▶ **Do this**: Write every entry out again exactly, please, and skip the pictures.
-.-.-
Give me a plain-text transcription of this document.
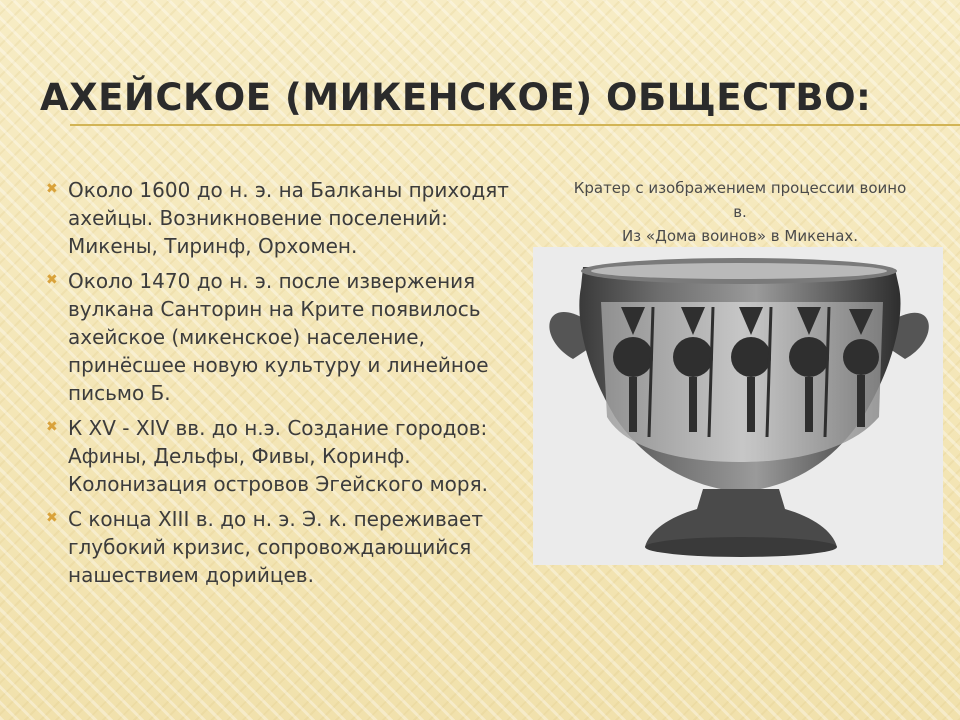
АХЕЙСКОЕ (МИКЕНСКОЕ) ОБЩЕСТВО:
✖ Около 1600 до н. э. на Балканы приходят ахейцы. Возникновение поселений: Микены, Тиринф, Орхомен.
✖ Около 1470 до н. э. после извержения вулкана Санторин на Крите появилось ахейское (микенское) население, принёсшее новую культуру и линейное письмо Б.
✖ К XV - XIV вв. до н.э. Создание городов: Афины, Дельфы, Фивы, Коринф. Колонизация островов Эгейского моря.
✖ С конца XIII в. до н. э. Э. к. переживает глубокий кризис, сопровождающийся нашествием дорийцев.
Кратер с изображением процессии воино
в.
Из «Дома воинов» в Микенах.
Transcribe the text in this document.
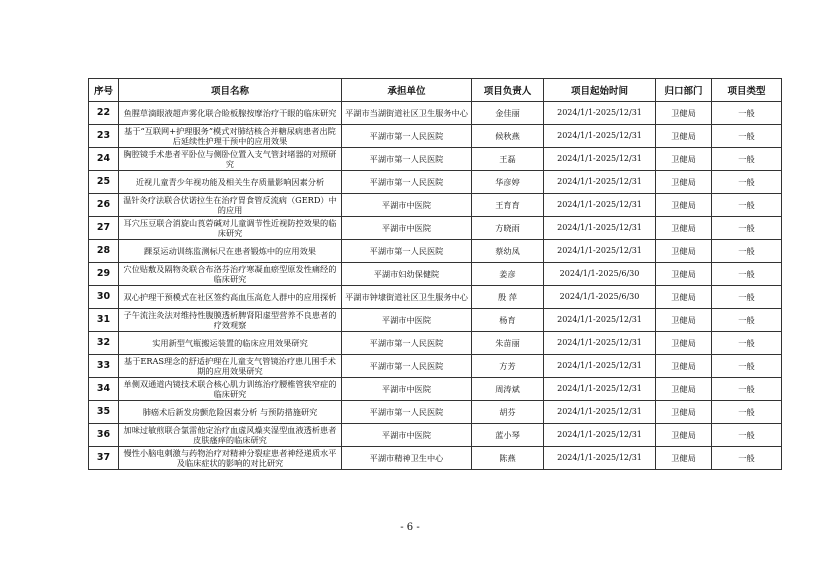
序号	项目名称	承担单位	项目负责人	项目起始时间	归口部门	项目类型
22	鱼腥草滴眼液超声雾化联合睑板腺按摩治疗干眼的临床研究	平湖市当湖街道社区卫生服务中心	金佳丽	2024/1/1-2025/12/31	卫健局	一般
23	基于“互联网+护理服务”模式对肺结核合并糖尿病患者出院后延续性护理干预中的应用效果	平湖市第一人民医院	候秋燕	2024/1/1-2025/12/31	卫健局	一般
24	胸腔镜手术患者平卧位与侧卧位置入支气管封堵器的对照研究	平湖市第一人民医院	王磊	2024/1/1-2025/12/31	卫健局	一般
25	近视儿童青少年视功能及相关生存质量影响因素分析	平湖市第一人民医院	华彦婷	2024/1/1-2025/12/31	卫健局	一般
26	温针灸疗法联合伏诺拉生在治疗胃食管反流病（GERD）中的应用	平湖市中医院	王育育	2024/1/1-2025/12/31	卫健局	一般
27	耳穴压豆联合消旋山莨菪碱对儿童调节性近视防控效果的临床研究	平湖市中医院	方晓雨	2024/1/1-2025/12/31	卫健局	一般
28	踝泵运动训练监测标尺在患者锻炼中的应用效果	平湖市第一人民医院	蔡幼凤	2024/1/1-2025/12/31	卫健局	一般
29	穴位贴敷及隔物灸联合布洛芬治疗寒凝血瘀型原发性痛经的临床研究	平湖市妇幼保健院	姜彦	2024/1/1-2025/6/30	卫健局	一般
30	双心护理干预模式在社区签约高血压高危人群中的应用探析	平湖市钟埭街道社区卫生服务中心	殷 萍	2024/1/1-2025/6/30	卫健局	一般
31	子午流注灸法对维持性腹膜透析脾肾阳虚型营养不良患者的疗效观察	平湖市中医院	杨育	2024/1/1-2025/12/31	卫健局	一般
32	实用新型气瓶搬运装置的临床应用效果研究	平湖市第一人民医院	朱苗丽	2024/1/1-2025/12/31	卫健局	一般
33	基于ERAS理念的舒适护理在儿童支气管镜治疗患儿围手术期的应用效果研究	平湖市第一人民医院	方芳	2024/1/1-2025/12/31	卫健局	一般
34	单侧双通道内镜技术联合核心肌力训练治疗腰椎管狭窄症的临床研究	平湖市中医院	周涛斌	2024/1/1-2025/12/31	卫健局	一般
35	肺癌术后新发房颤危险因素分析 与预防措施研究	平湖市第一人民医院	胡芬	2024/1/1-2025/12/31	卫健局	一般
36	加味过敏煎联合氯雷他定治疗血虚风燥夹湿型血液透析患者皮肤瘙痒的临床研究	平湖市中医院	蓝小琴	2024/1/1-2025/12/31	卫健局	一般
37	慢性小脑电刺激与药物治疗对精神分裂症患者神经递质水平及临床症状的影响的对比研究	平湖市精神卫生中心	陈燕	2024/1/1-2025/12/31	卫健局	一般
- 6 -
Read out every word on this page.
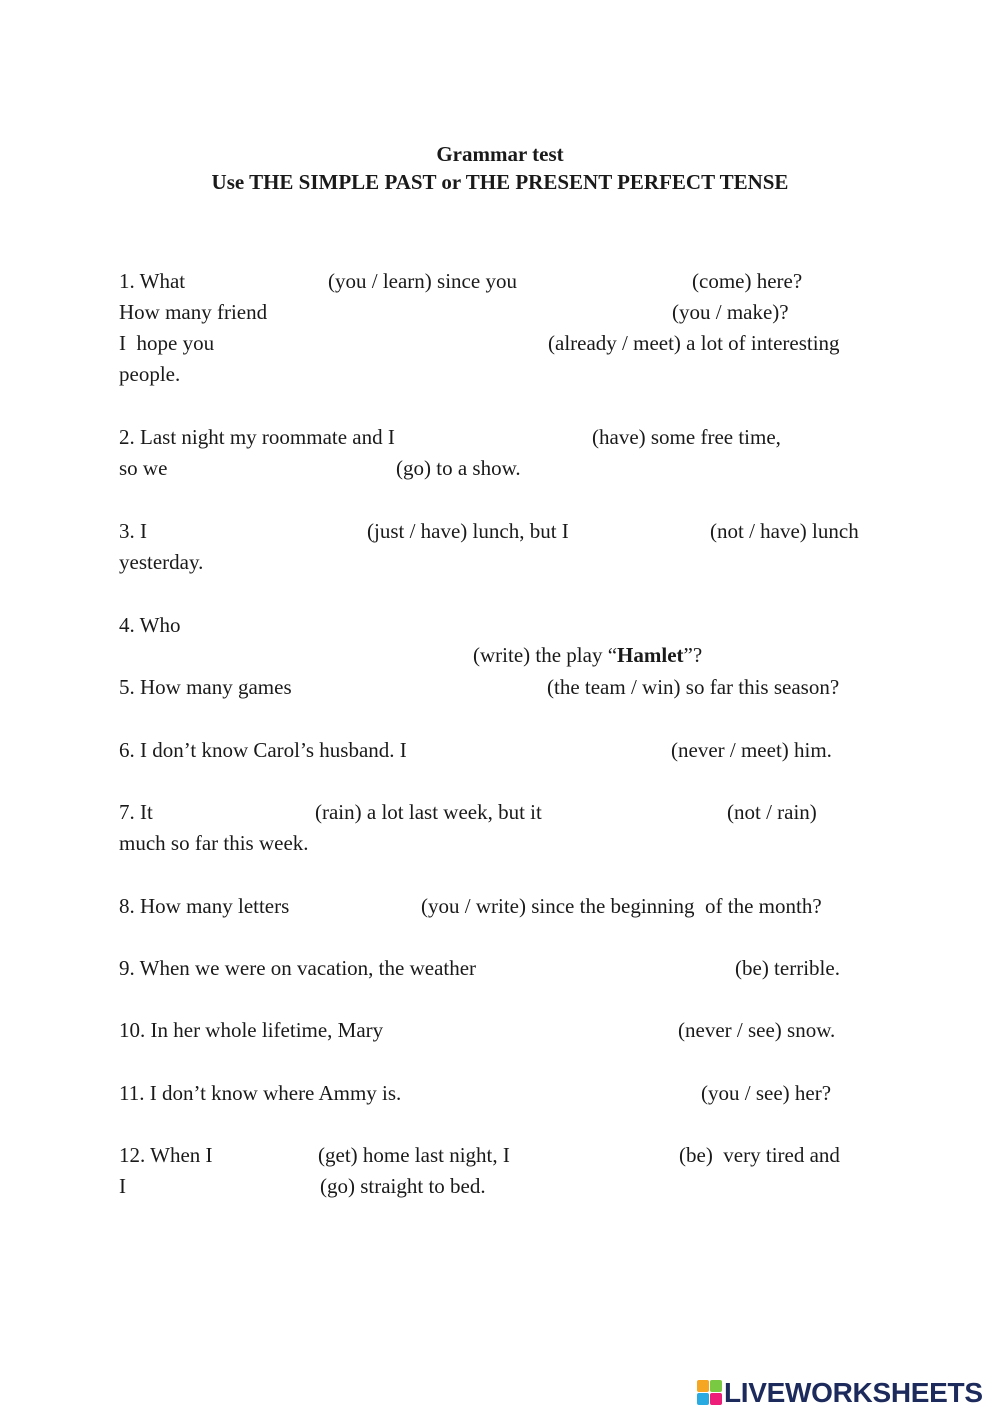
Grammar test
Use THE SIMPLE PAST or THE PRESENT PERFECT TENSE
1. What	(you / learn) since you	(come) here?
How many friend	(you / make)?
I  hope you	(already / meet) a lot of interesting
people.
2. Last night my roommate and I	(have) some free time,
so we	(go) to a show.
3. I	(just / have) lunch, but I	(not / have) lunch
yesterday.
4. Who

(write) the play “Hamlet”?

5. How many games	(the team / win) so far this season?
6. I don’t know Carol’s husband. I	(never / meet) him.
7. It	(rain) a lot last week, but it	(not / rain)
much so far this week.
8. How many letters	(you / write) since the beginning  of the month?
9. When we were on vacation, the weather	(be) terrible.
10. In her whole lifetime, Mary	(never / see) snow.
11. I don’t know where Ammy is.	(you / see) her?
12. When I	(get) home last night, I	(be)  very tired and
I	(go) straight to bed.
LIVEWORKSHEETS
-.-.-
▶ **Result**:
Give me a plain-text transcription of this document.
АХЕЙСКОЕ (МИКЕНСКОЕ) ОБЩЕСТВО:
✖ Около 1600 до н. э. на Балканы приходят ахейцы. Возникновение поселений: Микены, Тиринф, Орхомен.
✖ Около 1470 до н. э. после извержения вулкана Санторин на Крите появилось ахейское (микенское) население, принёсшее новую культуру и линейное письмо Б.
✖ К XV - XIV вв. до н.э. Создание городов: Афины, Дельфы, Фивы, Коринф. Колонизация островов Эгейского моря.
✖ С конца XIII в. до н. э. Э. к. переживает глубокий кризис, сопровождающийся нашествием дорийцев.
Кратер с изображением процессии воино
в.
Из «Дома воинов» в Микенах.
Transcribe the text in this document.
序号	项目名称	承担单位	项目负责人	项目起始时间	归口部门	项目类型
22	鱼腥草滴眼液超声雾化联合睑板腺按摩治疗干眼的临床研究	平湖市当湖街道社区卫生服务中心	金佳丽	2024/1/1-2025/12/31	卫健局	一般
23	基于“互联网+护理服务”模式对肺结核合并糖尿病患者出院后延续性护理干预中的应用效果	平湖市第一人民医院	候秋燕	2024/1/1-2025/12/31	卫健局	一般
24	胸腔镜手术患者平卧位与侧卧位置入支气管封堵器的对照研究	平湖市第一人民医院	王磊	2024/1/1-2025/12/31	卫健局	一般
25	近视儿童青少年视功能及相关生存质量影响因素分析	平湖市第一人民医院	华彦婷	2024/1/1-2025/12/31	卫健局	一般
26	温针灸疗法联合伏诺拉生在治疗胃食管反流病（GERD）中的应用	平湖市中医院	王育育	2024/1/1-2025/12/31	卫健局	一般
27	耳穴压豆联合消旋山莨菪碱对儿童调节性近视防控效果的临床研究	平湖市中医院	方晓雨	2024/1/1-2025/12/31	卫健局	一般
28	踝泵运动训练监测标尺在患者锻炼中的应用效果	平湖市第一人民医院	蔡幼凤	2024/1/1-2025/12/31	卫健局	一般
29	穴位贴敷及隔物灸联合布洛芬治疗寒凝血瘀型原发性痛经的临床研究	平湖市妇幼保健院	姜彦	2024/1/1-2025/6/30	卫健局	一般
30	双心护理干预模式在社区签约高血压高危人群中的应用探析	平湖市钟埭街道社区卫生服务中心	殷 萍	2024/1/1-2025/6/30	卫健局	一般
31	子午流注灸法对维持性腹膜透析脾肾阳虚型营养不良患者的疗效观察	平湖市中医院	杨育	2024/1/1-2025/12/31	卫健局	一般
32	实用新型气瓶搬运装置的临床应用效果研究	平湖市第一人民医院	朱苗丽	2024/1/1-2025/12/31	卫健局	一般
33	基于ERAS理念的舒适护理在儿童支气管镜治疗患儿围手术期的应用效果研究	平湖市第一人民医院	方芳	2024/1/1-2025/12/31	卫健局	一般
34	单侧双通道内镜技术联合核心肌力训练治疗腰椎管狭窄症的临床研究	平湖市中医院	周涛斌	2024/1/1-2025/12/31	卫健局	一般
35	肺癌术后新发房颤危险因素分析 与预防措施研究	平湖市第一人民医院	胡芬	2024/1/1-2025/12/31	卫健局	一般
36	加味过敏煎联合氯雷他定治疗血虚风燥夹湿型血液透析患者皮肤瘙痒的临床研究	平湖市中医院	蓝小琴	2024/1/1-2025/12/31	卫健局	一般
37	慢性小脑电刺激与药物治疗对精神分裂症患者神经递质水平及临床症状的影响的对比研究	平湖市精神卫生中心	陈燕	2024/1/1-2025/12/31	卫健局	一般
- 6 -
Read out every word on this page.
Grammar test
Use THE SIMPLE PAST or THE PRESENT PERFECT TENSE
1. What	(you / learn) since you	(come) here?
How many friend	(you / make)?
I  hope you	(already / meet) a lot of interesting
people.
2. Last night my roommate and I	(have) some free time,
so we	(go) to a show.
3. I	(just / have) lunch, but I	(not / have) lunch
yesterday.
4. Who

(write) the play “Hamlet”?

5. How many games	(the team / win) so far this season?
6. I don’t know Carol’s husband. I	(never / meet) him.
7. It	(rain) a lot last week, but it	(not / rain)
much so far this week.
8. How many letters	(you / write) since the beginning  of the month?
9. When we were on vacation, the weather	(be) terrible.
10. In her whole lifetime, Mary	(never / see) snow.
11. I don’t know where Ammy is.	(you / see) her?
12. When I	(get) home last night, I	(be)  very tired and
I	(go) straight to bed.
LIVEWORKSHEETS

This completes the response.